Samsung Ativ Odyssey
- Manufacturer: Samsung Electronics
- Type: Smartphone
- Series: ATIV
- First released: 2013
- Predecessor: Samsung Focus S Samsung Omnia W
- Dimensions: 121.92×63.5×10.16 mm (4.800×2.500×0.400 in)
- Weight: 4.4 oz (125 g)
- Operating system: Windows Phone 8
- System-on-chip: Qualcomm
- CPU: 1.5ghz Snapdragon S4
- Memory: 8GB internal storage 1GB RAM
- Removable storage: microSD up to 64GB
- Battery: 2100mah
- Rear camera: 5mp
- Front camera: 1.2mp
- Display: 4.0inch 480x800 WVGA

= Samsung Ativ Odyssey =

Smartphone

The ATIV Odyssey is a mid-range smartphone manufactured by Samsung. Like all products under the Ativ brand, the Odyssey is a Microsoft Windows-based device. It specifically shipped with the Windows Phone 8 operating system. It was offered through Verizon Wireless and US Cellular. The device was sold by Verizon for $9.99 with a two-year contract.

****************************************

**REQUIRED ACTIONS**
#1 Using the Samsung Ativ Odyssey page, decide whether each statement agrees with it. Give yes or no for each, quoting the words that settle it. (a) The phone shipped with Windows Phone 8. (b) The phone accepts microSD cards of up to 128GB. (c) Verizon sold the phone for $9.99 without a contract.
#2 Continue the Samsung Ativ Odyssey page after its last sentence.

Records from a collection:
****************************************

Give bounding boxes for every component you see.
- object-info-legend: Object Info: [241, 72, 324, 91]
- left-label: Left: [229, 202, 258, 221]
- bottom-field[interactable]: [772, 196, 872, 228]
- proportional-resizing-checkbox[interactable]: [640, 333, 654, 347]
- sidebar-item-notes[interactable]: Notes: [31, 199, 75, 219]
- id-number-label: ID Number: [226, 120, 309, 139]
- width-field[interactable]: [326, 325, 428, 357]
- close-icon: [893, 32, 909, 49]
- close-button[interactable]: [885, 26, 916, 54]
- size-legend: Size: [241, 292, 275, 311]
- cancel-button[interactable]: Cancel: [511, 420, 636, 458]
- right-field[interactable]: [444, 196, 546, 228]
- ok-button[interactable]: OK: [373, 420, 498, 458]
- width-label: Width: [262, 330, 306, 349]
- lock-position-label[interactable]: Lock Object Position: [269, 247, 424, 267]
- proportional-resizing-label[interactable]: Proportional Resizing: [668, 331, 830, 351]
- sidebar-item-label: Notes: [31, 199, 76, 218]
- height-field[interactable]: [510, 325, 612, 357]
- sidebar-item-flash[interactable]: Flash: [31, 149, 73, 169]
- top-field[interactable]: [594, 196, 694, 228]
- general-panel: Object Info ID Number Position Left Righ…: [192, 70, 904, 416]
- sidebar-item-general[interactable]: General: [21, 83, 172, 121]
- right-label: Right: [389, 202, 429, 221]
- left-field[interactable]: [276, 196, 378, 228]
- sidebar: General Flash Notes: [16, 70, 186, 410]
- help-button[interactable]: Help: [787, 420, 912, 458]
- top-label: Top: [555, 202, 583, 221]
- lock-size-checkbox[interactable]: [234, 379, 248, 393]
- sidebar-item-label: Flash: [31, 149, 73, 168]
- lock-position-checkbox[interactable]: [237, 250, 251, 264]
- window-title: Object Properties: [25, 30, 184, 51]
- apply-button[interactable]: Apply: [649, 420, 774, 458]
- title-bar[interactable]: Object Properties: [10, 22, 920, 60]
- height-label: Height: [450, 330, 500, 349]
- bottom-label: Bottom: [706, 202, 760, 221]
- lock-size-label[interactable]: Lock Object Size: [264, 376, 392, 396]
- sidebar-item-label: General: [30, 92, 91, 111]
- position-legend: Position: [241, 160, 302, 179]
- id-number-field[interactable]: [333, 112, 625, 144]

****************************************

**RESULTS OF THE TASKS**
#1
(a) Yes: "It specifically shipped with the Windows Phone 8 operating system."
(b) No: "microSD up to 64GB"
(c) No: "The device was sold by Verizon for $9.99 with a two-year contract."

#2
The Samsung Ativ Odyssey was first released in January 2013. It has a 4-inch Super AMOLED display and runs on a Qualcomm MSM8960 Snapdragon S4 Plus chipset. The standby battery can last up to 168 hours, and the talk time can last up to 19 hours. The camera has 5 MP, autofocus, and LED flash. It also features geo-tagging.

After the product's release, the reception was mixed. Brian Bennett from CNET described it as: "Windows Phone 8 at a low price, but not much else". On the other hand, there are reviews that claimed it is a budget device that performs like a flagship phone.